— Begin Data shown —
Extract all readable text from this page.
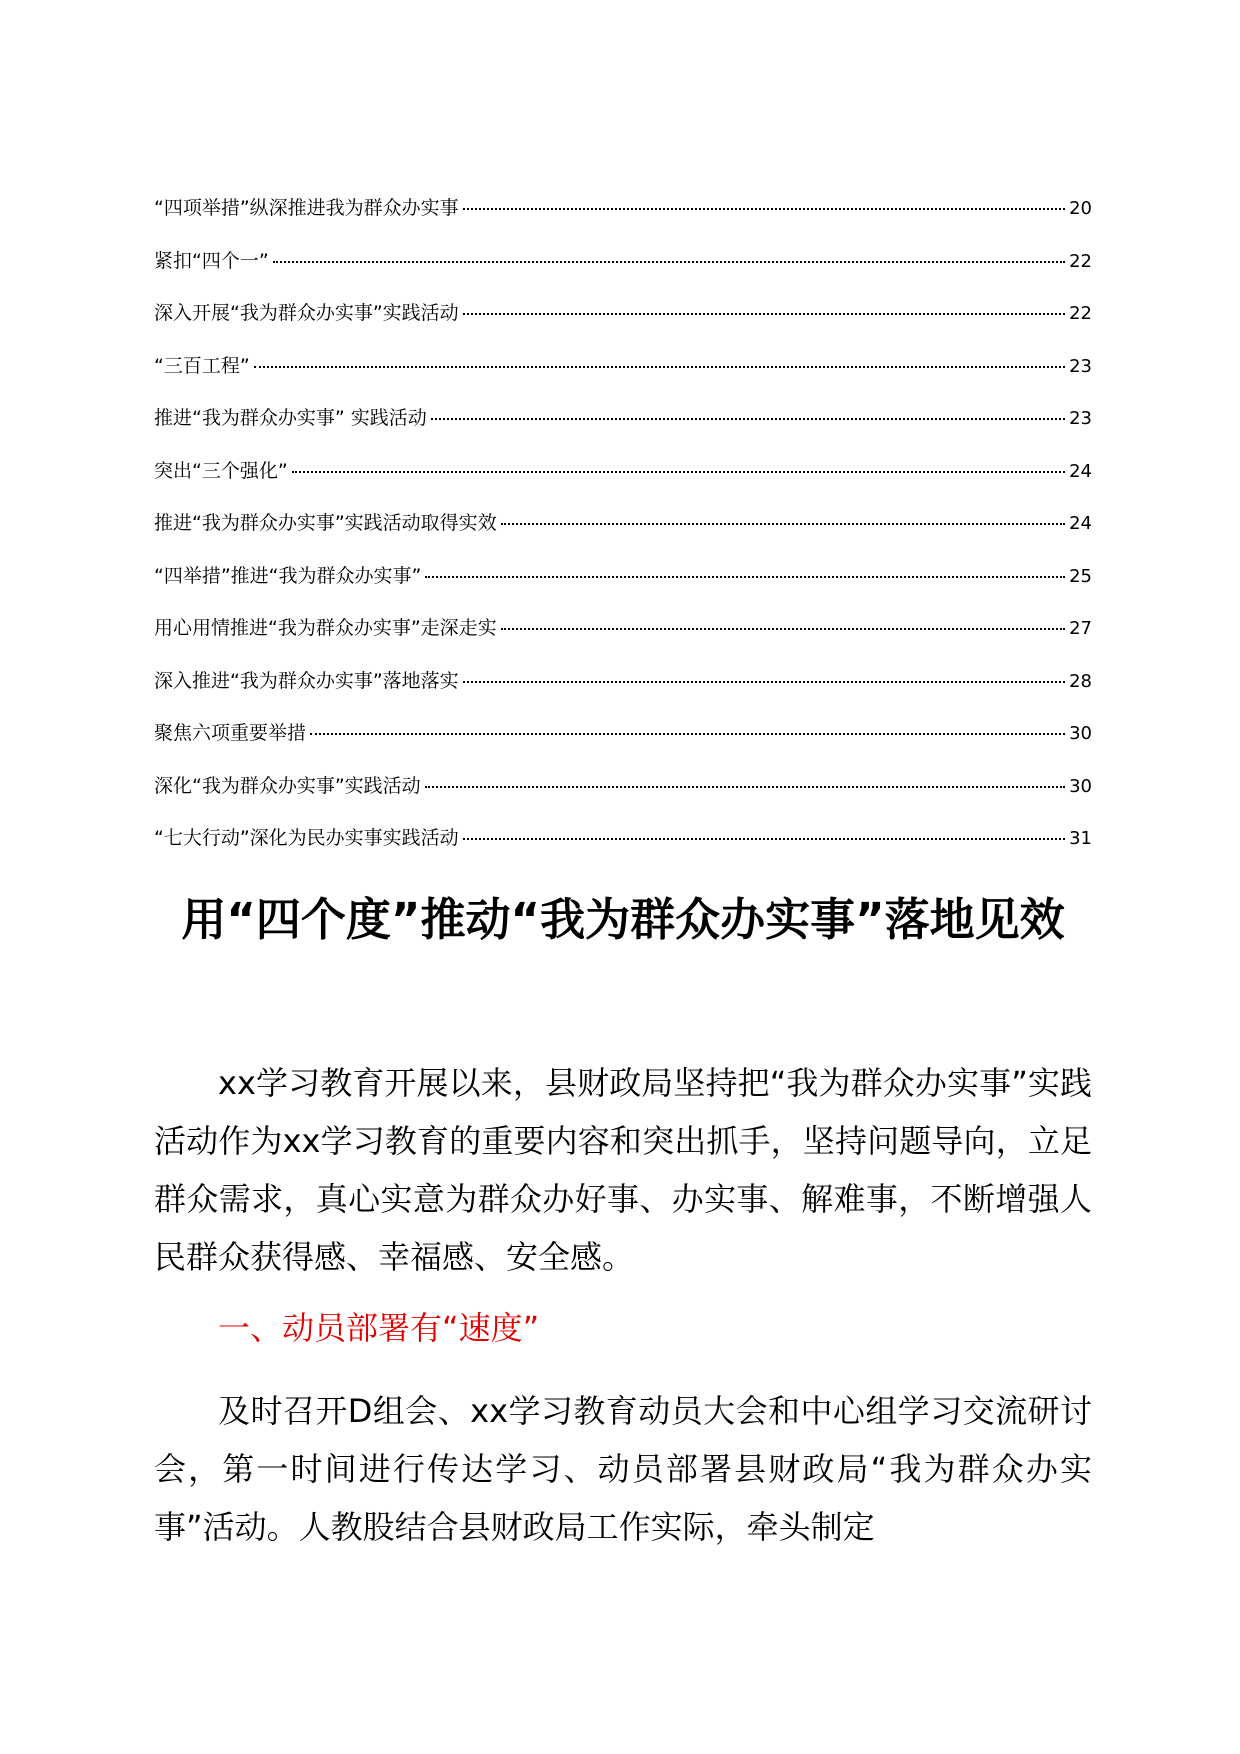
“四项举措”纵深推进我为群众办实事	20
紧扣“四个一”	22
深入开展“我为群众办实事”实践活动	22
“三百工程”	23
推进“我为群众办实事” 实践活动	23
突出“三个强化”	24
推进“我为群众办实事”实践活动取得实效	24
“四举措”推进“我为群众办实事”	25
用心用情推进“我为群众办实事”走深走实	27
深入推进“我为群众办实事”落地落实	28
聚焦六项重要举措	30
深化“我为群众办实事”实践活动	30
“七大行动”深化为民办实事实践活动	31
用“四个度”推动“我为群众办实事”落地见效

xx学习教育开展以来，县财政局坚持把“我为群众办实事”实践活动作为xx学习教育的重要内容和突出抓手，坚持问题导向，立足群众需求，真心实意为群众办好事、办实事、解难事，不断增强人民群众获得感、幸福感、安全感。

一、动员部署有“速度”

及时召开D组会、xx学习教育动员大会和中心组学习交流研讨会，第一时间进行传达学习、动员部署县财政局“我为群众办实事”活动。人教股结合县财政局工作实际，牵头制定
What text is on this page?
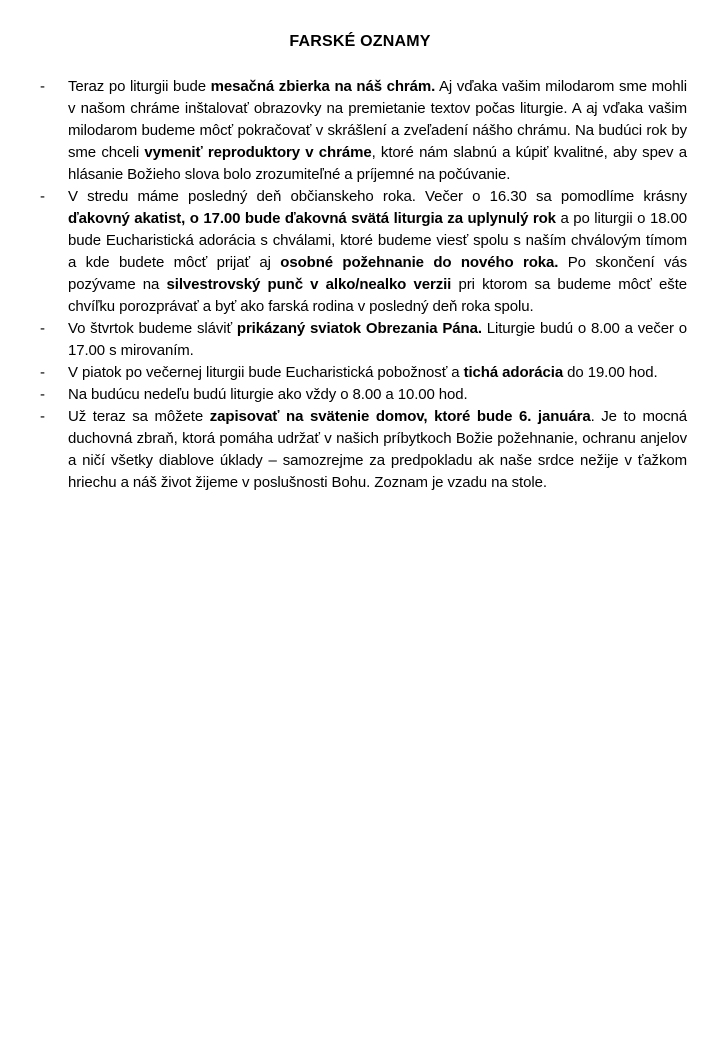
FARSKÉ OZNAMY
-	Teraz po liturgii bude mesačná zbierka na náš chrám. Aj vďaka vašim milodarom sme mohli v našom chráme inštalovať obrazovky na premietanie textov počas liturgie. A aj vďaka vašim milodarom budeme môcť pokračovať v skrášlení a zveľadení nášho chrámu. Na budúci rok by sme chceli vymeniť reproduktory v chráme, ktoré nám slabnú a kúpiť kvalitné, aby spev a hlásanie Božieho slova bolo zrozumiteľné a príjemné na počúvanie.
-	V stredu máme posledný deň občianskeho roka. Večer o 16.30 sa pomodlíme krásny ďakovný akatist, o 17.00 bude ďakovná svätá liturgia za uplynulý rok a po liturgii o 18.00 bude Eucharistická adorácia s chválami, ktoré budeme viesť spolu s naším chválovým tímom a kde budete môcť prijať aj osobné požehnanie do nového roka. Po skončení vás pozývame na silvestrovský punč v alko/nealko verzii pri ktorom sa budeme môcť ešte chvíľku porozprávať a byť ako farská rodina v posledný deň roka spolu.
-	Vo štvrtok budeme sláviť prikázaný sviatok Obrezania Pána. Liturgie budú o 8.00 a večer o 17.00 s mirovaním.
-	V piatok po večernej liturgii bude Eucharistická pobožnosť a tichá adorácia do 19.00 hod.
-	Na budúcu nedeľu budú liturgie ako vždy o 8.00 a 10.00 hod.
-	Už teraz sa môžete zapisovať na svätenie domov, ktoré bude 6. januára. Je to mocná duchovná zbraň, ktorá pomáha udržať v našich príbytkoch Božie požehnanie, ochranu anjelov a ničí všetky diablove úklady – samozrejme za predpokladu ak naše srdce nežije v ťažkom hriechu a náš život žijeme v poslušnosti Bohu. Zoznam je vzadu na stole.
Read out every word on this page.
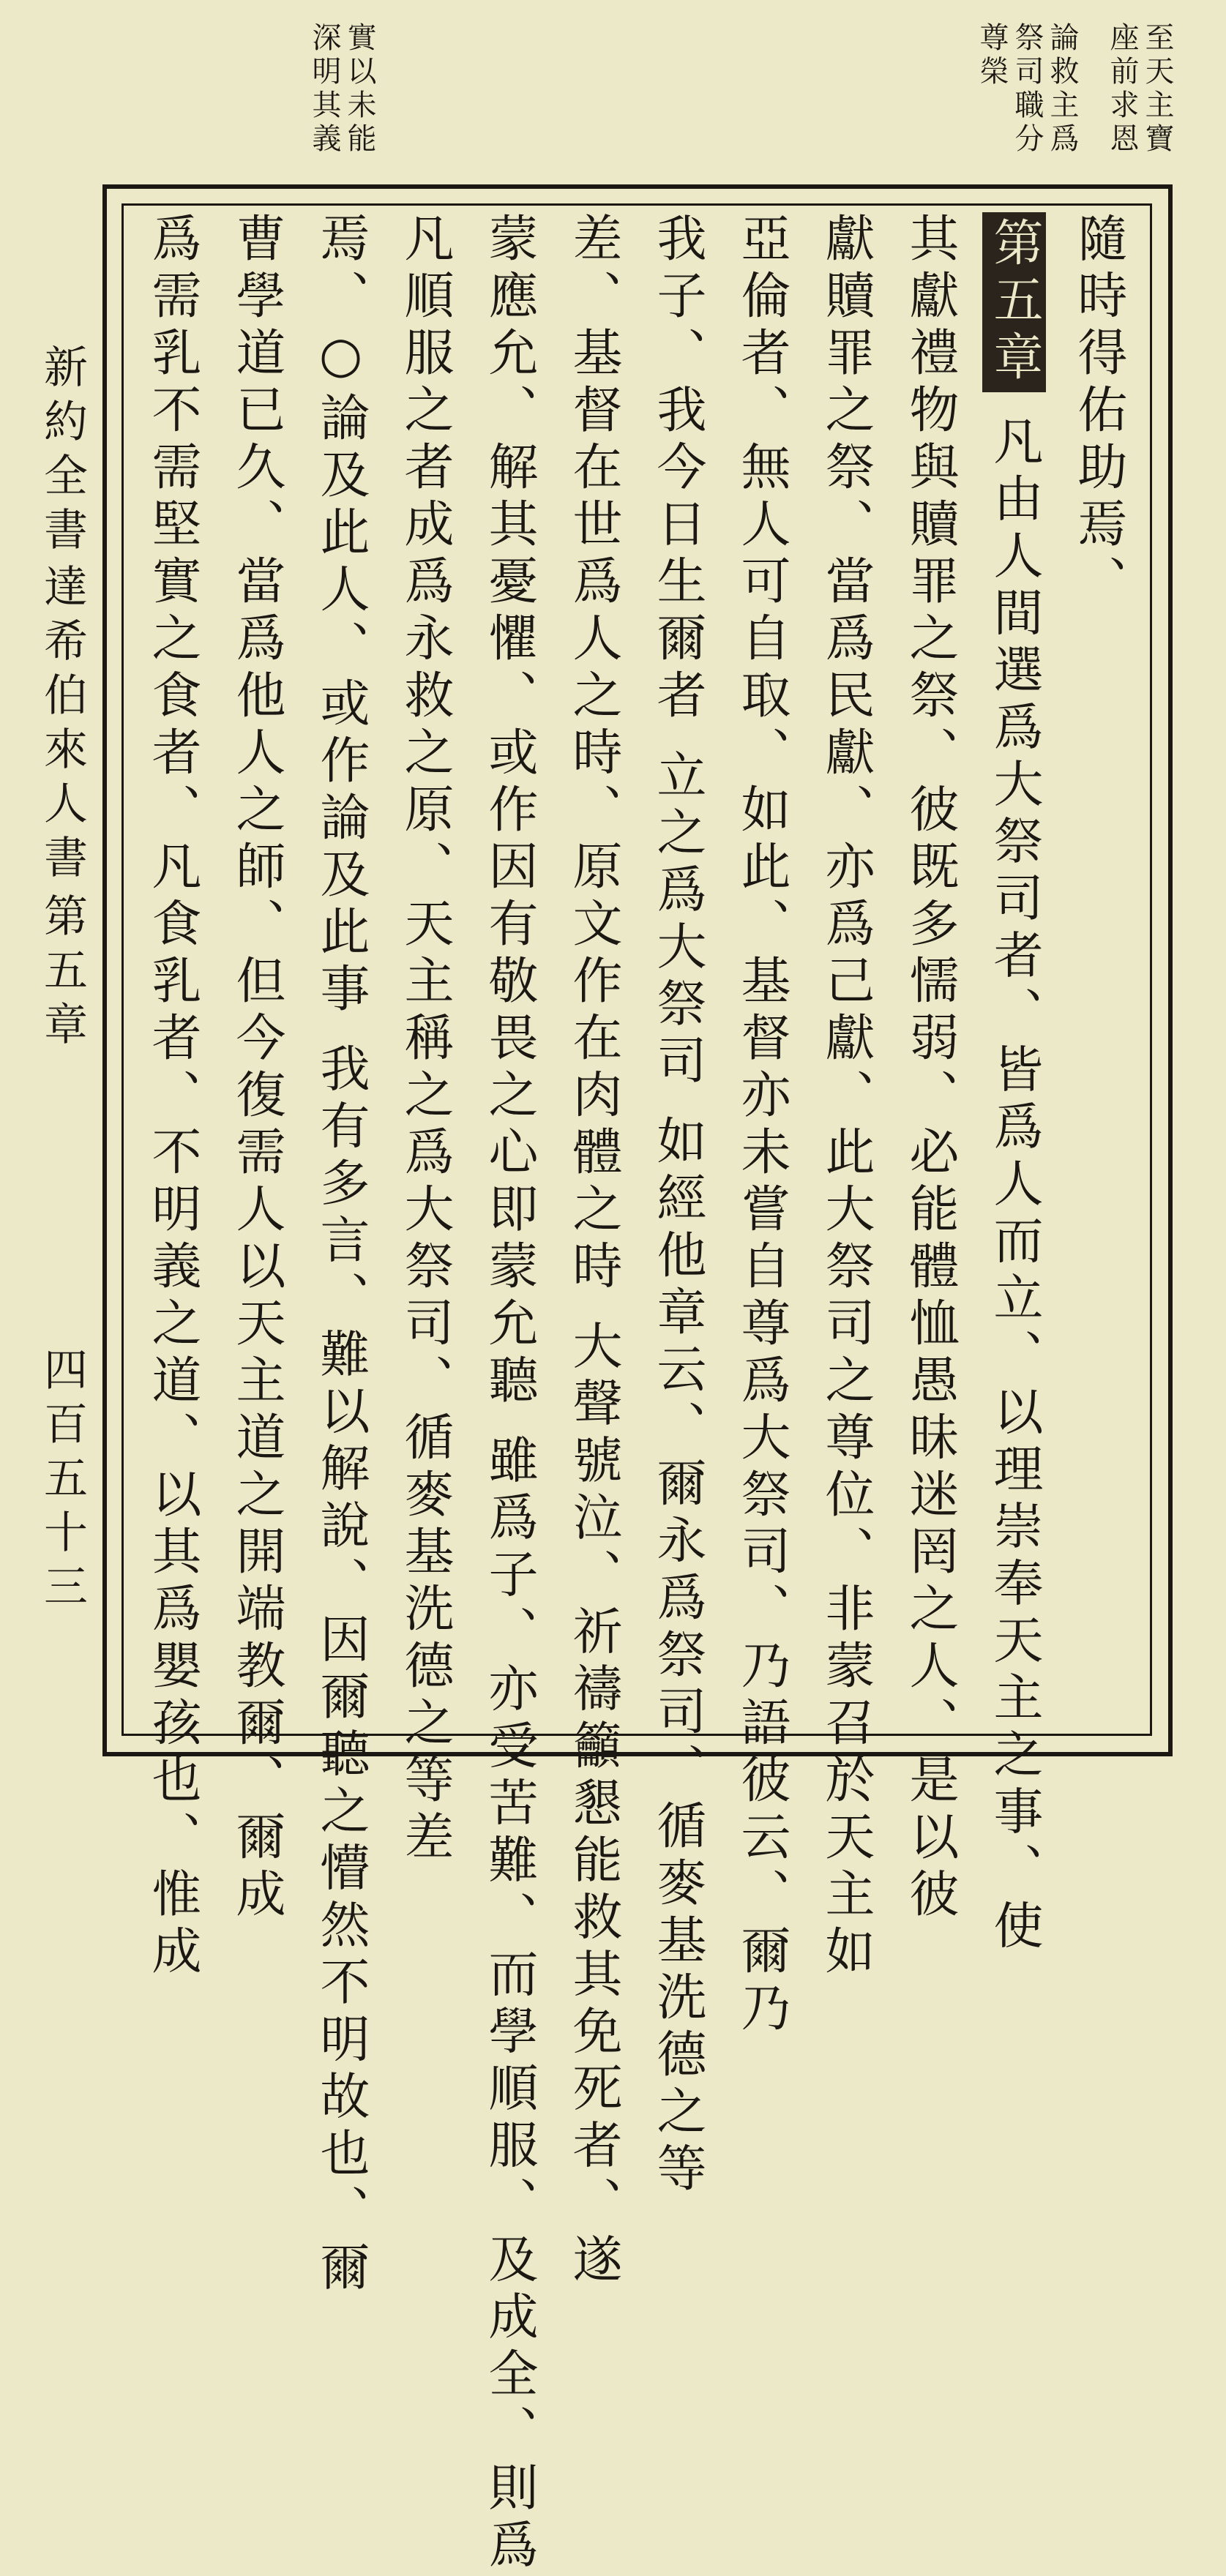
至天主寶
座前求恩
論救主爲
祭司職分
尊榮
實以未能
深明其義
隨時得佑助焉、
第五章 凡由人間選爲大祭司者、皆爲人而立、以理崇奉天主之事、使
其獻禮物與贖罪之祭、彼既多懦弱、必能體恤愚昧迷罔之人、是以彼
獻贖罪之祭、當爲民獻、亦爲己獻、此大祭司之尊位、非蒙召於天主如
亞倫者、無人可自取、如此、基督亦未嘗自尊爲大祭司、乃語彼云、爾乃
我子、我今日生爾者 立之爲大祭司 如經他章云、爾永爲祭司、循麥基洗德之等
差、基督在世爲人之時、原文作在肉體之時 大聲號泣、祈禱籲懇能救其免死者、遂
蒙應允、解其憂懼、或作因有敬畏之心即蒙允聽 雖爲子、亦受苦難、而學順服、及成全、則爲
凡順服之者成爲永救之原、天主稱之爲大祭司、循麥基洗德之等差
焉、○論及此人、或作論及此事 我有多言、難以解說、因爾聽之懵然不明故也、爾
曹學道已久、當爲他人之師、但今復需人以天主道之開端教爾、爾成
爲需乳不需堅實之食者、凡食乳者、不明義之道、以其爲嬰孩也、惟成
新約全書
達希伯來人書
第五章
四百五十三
— End Data shown —
§ Exercise requirements:
Leaving out every picture, copy exactly the lines from the one that contains "Read out every word on this page." through the end of the entries above.

§ Answer to the task:
Read out every word on this page.
至天主寶
座前求恩
論救主爲
祭司職分
尊榮
實以未能
深明其義
隨時得佑助焉、
第五章 凡由人間選爲大祭司者、皆爲人而立、以理崇奉天主之事、使
其獻禮物與贖罪之祭、彼既多懦弱、必能體恤愚昧迷罔之人、是以彼
獻贖罪之祭、當爲民獻、亦爲己獻、此大祭司之尊位、非蒙召於天主如
亞倫者、無人可自取、如此、基督亦未嘗自尊爲大祭司、乃語彼云、爾乃
我子、我今日生爾者 立之爲大祭司 如經他章云、爾永爲祭司、循麥基洗德之等
差、基督在世爲人之時、原文作在肉體之時 大聲號泣、祈禱籲懇能救其免死者、遂
蒙應允、解其憂懼、或作因有敬畏之心即蒙允聽 雖爲子、亦受苦難、而學順服、及成全、則爲
凡順服之者成爲永救之原、天主稱之爲大祭司、循麥基洗德之等差
焉、○論及此人、或作論及此事 我有多言、難以解說、因爾聽之懵然不明故也、爾
曹學道已久、當爲他人之師、但今復需人以天主道之開端教爾、爾成
爲需乳不需堅實之食者、凡食乳者、不明義之道、以其爲嬰孩也、惟成
新約全書
達希伯來人書
第五章
四百五十三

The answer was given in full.